Directions:
Reproduce all records verbatim.

[start of Available records]

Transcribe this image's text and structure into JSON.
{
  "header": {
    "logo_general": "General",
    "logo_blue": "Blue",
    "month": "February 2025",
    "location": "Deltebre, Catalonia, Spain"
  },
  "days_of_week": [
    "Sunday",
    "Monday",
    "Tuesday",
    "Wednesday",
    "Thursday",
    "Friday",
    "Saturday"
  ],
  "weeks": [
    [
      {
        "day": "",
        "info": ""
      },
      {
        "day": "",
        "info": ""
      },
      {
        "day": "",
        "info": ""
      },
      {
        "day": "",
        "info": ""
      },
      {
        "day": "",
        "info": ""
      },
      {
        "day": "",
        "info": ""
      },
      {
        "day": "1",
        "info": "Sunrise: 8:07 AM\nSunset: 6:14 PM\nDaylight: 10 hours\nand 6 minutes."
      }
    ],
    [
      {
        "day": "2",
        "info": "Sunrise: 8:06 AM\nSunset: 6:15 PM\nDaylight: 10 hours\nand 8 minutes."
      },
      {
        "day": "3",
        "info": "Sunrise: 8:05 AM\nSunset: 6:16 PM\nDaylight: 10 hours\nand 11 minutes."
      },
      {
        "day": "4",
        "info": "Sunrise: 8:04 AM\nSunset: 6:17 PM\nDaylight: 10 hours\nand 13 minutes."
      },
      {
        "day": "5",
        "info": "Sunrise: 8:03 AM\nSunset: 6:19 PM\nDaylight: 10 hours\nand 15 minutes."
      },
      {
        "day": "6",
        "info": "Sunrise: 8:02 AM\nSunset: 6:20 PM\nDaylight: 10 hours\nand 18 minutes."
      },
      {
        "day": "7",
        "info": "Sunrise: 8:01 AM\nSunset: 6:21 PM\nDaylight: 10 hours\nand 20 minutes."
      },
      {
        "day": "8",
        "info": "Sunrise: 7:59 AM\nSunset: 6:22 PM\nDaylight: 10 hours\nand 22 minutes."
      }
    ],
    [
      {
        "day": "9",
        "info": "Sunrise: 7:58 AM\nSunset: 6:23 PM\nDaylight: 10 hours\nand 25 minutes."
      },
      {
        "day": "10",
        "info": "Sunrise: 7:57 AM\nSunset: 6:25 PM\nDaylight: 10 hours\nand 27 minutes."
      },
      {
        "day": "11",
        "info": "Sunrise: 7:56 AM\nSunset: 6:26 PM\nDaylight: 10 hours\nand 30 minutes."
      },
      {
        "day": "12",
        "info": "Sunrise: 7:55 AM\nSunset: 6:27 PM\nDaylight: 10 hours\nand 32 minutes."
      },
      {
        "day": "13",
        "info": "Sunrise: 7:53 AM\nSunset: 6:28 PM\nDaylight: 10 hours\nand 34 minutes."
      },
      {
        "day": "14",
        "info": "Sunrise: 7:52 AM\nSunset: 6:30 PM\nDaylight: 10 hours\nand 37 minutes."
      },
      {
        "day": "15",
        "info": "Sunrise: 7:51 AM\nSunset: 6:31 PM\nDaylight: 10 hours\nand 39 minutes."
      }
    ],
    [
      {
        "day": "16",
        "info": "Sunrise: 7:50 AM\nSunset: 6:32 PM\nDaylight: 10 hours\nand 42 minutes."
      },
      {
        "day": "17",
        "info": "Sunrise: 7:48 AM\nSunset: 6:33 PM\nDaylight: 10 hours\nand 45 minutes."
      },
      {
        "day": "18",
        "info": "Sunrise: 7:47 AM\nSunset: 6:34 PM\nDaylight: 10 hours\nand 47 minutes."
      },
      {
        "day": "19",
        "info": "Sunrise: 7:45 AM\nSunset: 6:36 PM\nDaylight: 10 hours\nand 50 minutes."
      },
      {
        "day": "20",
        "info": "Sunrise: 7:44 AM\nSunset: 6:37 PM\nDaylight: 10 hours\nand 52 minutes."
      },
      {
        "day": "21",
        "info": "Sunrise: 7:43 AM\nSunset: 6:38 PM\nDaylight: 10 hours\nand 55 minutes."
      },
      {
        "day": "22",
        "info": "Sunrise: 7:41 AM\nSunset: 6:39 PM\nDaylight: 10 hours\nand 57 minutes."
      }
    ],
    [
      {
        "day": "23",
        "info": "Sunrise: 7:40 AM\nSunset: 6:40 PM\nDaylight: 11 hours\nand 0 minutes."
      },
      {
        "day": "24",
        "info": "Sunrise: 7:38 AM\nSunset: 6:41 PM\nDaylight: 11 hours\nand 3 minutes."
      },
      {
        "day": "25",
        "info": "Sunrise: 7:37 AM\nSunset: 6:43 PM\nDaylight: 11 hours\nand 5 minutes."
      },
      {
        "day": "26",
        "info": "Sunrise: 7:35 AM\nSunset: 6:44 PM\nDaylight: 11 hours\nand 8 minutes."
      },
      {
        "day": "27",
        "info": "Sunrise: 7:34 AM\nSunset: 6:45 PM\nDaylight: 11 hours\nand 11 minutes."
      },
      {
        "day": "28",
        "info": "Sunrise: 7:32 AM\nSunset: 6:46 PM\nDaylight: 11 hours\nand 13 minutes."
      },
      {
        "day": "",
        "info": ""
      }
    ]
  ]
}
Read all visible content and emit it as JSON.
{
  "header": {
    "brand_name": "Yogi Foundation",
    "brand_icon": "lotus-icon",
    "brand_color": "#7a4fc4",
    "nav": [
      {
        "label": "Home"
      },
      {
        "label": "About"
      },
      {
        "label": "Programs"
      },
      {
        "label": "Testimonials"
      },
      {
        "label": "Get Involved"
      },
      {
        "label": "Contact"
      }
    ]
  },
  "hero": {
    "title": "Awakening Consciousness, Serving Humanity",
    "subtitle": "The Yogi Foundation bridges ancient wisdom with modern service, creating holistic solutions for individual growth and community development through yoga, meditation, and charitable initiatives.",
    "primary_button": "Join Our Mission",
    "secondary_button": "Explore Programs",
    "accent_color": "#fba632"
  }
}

[end of Available records]

Exercise response:
Transcribe this image's text and structure into JSON.
{
  "header": {
    "logo_general": "General",
    "logo_blue": "Blue",
    "month": "February 2025",
    "location": "Deltebre, Catalonia, Spain"
  },
  "days_of_week": [
    "Sunday",
    "Monday",
    "Tuesday",
    "Wednesday",
    "Thursday",
    "Friday",
    "Saturday"
  ],
  "weeks": [
    [
      {
        "day": "",
        "info": ""
      },
      {
        "day": "",
        "info": ""
      },
      {
        "day": "",
        "info": ""
      },
      {
        "day": "",
        "info": ""
      },
      {
        "day": "",
        "info": ""
      },
      {
        "day": "",
        "info": ""
      },
      {
        "day": "1",
        "info": "Sunrise: 8:07 AM\nSunset: 6:14 PM\nDaylight: 10 hours\nand 6 minutes."
      }
    ],
    [
      {
        "day": "2",
        "info": "Sunrise: 8:06 AM\nSunset: 6:15 PM\nDaylight: 10 hours\nand 8 minutes."
      },
      {
        "day": "3",
        "info": "Sunrise: 8:05 AM\nSunset: 6:16 PM\nDaylight: 10 hours\nand 11 minutes."
      },
      {
        "day": "4",
        "info": "Sunrise: 8:04 AM\nSunset: 6:17 PM\nDaylight: 10 hours\nand 13 minutes."
      },
      {
        "day": "5",
        "info": "Sunrise: 8:03 AM\nSunset: 6:19 PM\nDaylight: 10 hours\nand 15 minutes."
      },
      {
        "day": "6",
        "info": "Sunrise: 8:02 AM\nSunset: 6:20 PM\nDaylight: 10 hours\nand 18 minutes."
      },
      {
        "day": "7",
        "info": "Sunrise: 8:01 AM\nSunset: 6:21 PM\nDaylight: 10 hours\nand 20 minutes."
      },
      {
        "day": "8",
        "info": "Sunrise: 7:59 AM\nSunset: 6:22 PM\nDaylight: 10 hours\nand 22 minutes."
      }
    ],
    [
      {
        "day": "9",
        "info": "Sunrise: 7:58 AM\nSunset: 6:23 PM\nDaylight: 10 hours\nand 25 minutes."
      },
      {
        "day": "10",
        "info": "Sunrise: 7:57 AM\nSunset: 6:25 PM\nDaylight: 10 hours\nand 27 minutes."
      },
      {
        "day": "11",
        "info": "Sunrise: 7:56 AM\nSunset: 6:26 PM\nDaylight: 10 hours\nand 30 minutes."
      },
      {
        "day": "12",
        "info": "Sunrise: 7:55 AM\nSunset: 6:27 PM\nDaylight: 10 hours\nand 32 minutes."
      },
      {
        "day": "13",
        "info": "Sunrise: 7:53 AM\nSunset: 6:28 PM\nDaylight: 10 hours\nand 34 minutes."
      },
      {
        "day": "14",
        "info": "Sunrise: 7:52 AM\nSunset: 6:30 PM\nDaylight: 10 hours\nand 37 minutes."
      },
      {
        "day": "15",
        "info": "Sunrise: 7:51 AM\nSunset: 6:31 PM\nDaylight: 10 hours\nand 39 minutes."
      }
    ],
    [
      {
        "day": "16",
        "info": "Sunrise: 7:50 AM\nSunset: 6:32 PM\nDaylight: 10 hours\nand 42 minutes."
      },
      {
        "day": "17",
        "info": "Sunrise: 7:48 AM\nSunset: 6:33 PM\nDaylight: 10 hours\nand 45 minutes."
      },
      {
        "day": "18",
        "info": "Sunrise: 7:47 AM\nSunset: 6:34 PM\nDaylight: 10 hours\nand 47 minutes."
      },
      {
        "day": "19",
        "info": "Sunrise: 7:45 AM\nSunset: 6:36 PM\nDaylight: 10 hours\nand 50 minutes."
      },
      {
        "day": "20",
        "info": "Sunrise: 7:44 AM\nSunset: 6:37 PM\nDaylight: 10 hours\nand 52 minutes."
      },
      {
        "day": "21",
        "info": "Sunrise: 7:43 AM\nSunset: 6:38 PM\nDaylight: 10 hours\nand 55 minutes."
      },
      {
        "day": "22",
        "info": "Sunrise: 7:41 AM\nSunset: 6:39 PM\nDaylight: 10 hours\nand 57 minutes."
      }
    ],
    [
      {
        "day": "23",
        "info": "Sunrise: 7:40 AM\nSunset: 6:40 PM\nDaylight: 11 hours\nand 0 minutes."
      },
      {
        "day": "24",
        "info": "Sunrise: 7:38 AM\nSunset: 6:41 PM\nDaylight: 11 hours\nand 3 minutes."
      },
      {
        "day": "25",
        "info": "Sunrise: 7:37 AM\nSunset: 6:43 PM\nDaylight: 11 hours\nand 5 minutes."
      },
      {
        "day": "26",
        "info": "Sunrise: 7:35 AM\nSunset: 6:44 PM\nDaylight: 11 hours\nand 8 minutes."
      },
      {
        "day": "27",
        "info": "Sunrise: 7:34 AM\nSunset: 6:45 PM\nDaylight: 11 hours\nand 11 minutes."
      },
      {
        "day": "28",
        "info": "Sunrise: 7:32 AM\nSunset: 6:46 PM\nDaylight: 11 hours\nand 13 minutes."
      },
      {
        "day": "",
        "info": ""
      }
    ]
  ]
}
Read all visible content and emit it as JSON.
{
  "header": {
    "brand_name": "Yogi Foundation",
    "brand_icon": "lotus-icon",
    "brand_color": "#7a4fc4",
    "nav": [
      {
        "label": "Home"
      },
      {
        "label": "About"
      },
      {
        "label": "Programs"
      },
      {
        "label": "Testimonials"
      },
      {
        "label": "Get Involved"
      },
      {
        "label": "Contact"
      }
    ]
  },
  "hero": {
    "title": "Awakening Consciousness, Serving Humanity",
    "subtitle": "The Yogi Foundation bridges ancient wisdom with modern service, creating holistic solutions for individual growth and community development through yoga, meditation, and charitable initiatives.",
    "primary_button": "Join Our Mission",
    "secondary_button": "Explore Programs",
    "accent_color": "#fba632"
  }
}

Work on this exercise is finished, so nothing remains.